_What you have to do_.
Gather all lines from the material that contain the word "copper".

|---|

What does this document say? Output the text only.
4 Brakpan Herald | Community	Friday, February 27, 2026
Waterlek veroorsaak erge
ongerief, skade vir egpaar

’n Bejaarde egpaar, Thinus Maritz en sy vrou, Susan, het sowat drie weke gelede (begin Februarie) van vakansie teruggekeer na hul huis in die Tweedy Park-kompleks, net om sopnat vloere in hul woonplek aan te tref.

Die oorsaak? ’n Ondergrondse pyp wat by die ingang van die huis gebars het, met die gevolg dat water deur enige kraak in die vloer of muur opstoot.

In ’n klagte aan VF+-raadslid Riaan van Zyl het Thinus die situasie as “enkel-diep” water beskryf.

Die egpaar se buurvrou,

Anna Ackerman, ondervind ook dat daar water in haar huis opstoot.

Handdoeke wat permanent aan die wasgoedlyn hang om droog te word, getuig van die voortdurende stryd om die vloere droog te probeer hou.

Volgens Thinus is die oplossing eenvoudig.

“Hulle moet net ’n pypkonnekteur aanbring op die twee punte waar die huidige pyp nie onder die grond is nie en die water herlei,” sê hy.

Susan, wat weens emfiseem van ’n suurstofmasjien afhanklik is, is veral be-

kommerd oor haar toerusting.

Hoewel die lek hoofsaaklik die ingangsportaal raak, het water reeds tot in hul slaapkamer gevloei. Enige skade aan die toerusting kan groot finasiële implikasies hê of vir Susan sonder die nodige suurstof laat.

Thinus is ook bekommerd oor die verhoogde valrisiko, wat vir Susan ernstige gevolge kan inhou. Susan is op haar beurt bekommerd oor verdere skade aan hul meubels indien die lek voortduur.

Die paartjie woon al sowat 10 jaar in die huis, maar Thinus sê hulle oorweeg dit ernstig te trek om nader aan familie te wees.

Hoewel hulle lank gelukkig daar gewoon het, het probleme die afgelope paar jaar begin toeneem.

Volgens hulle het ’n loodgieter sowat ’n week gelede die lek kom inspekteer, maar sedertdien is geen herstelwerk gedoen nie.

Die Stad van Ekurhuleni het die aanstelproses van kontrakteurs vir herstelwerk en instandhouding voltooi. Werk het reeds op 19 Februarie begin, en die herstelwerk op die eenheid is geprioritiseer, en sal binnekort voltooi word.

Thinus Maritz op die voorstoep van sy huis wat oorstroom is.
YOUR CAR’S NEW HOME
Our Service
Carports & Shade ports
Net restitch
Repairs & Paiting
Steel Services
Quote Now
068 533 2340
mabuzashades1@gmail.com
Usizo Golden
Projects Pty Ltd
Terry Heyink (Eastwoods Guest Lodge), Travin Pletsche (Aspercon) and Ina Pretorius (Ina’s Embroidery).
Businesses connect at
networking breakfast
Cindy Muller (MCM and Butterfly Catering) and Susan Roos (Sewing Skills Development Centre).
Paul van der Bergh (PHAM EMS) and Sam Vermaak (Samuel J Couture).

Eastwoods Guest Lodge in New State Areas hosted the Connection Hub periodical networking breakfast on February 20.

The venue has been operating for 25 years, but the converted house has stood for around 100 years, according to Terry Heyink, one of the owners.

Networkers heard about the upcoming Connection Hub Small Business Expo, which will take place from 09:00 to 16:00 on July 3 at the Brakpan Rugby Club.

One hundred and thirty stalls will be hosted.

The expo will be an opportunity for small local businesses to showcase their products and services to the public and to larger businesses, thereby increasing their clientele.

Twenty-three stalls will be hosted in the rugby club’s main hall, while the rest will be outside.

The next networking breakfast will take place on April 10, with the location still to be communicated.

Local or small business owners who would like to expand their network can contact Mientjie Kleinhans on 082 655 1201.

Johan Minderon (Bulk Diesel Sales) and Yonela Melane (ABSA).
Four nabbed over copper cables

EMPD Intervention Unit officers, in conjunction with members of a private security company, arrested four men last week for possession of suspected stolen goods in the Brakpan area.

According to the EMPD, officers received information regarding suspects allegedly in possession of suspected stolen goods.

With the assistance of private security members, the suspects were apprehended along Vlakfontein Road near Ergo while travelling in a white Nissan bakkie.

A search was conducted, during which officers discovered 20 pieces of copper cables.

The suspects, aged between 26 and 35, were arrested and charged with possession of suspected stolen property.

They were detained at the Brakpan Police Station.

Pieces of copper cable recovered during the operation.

|---|

_Completed exercise_.
Four nabbed over copper cables
A search was conducted, during which officers discovered 20 pieces of copper cables.
Pieces of copper cable recovered during the operation.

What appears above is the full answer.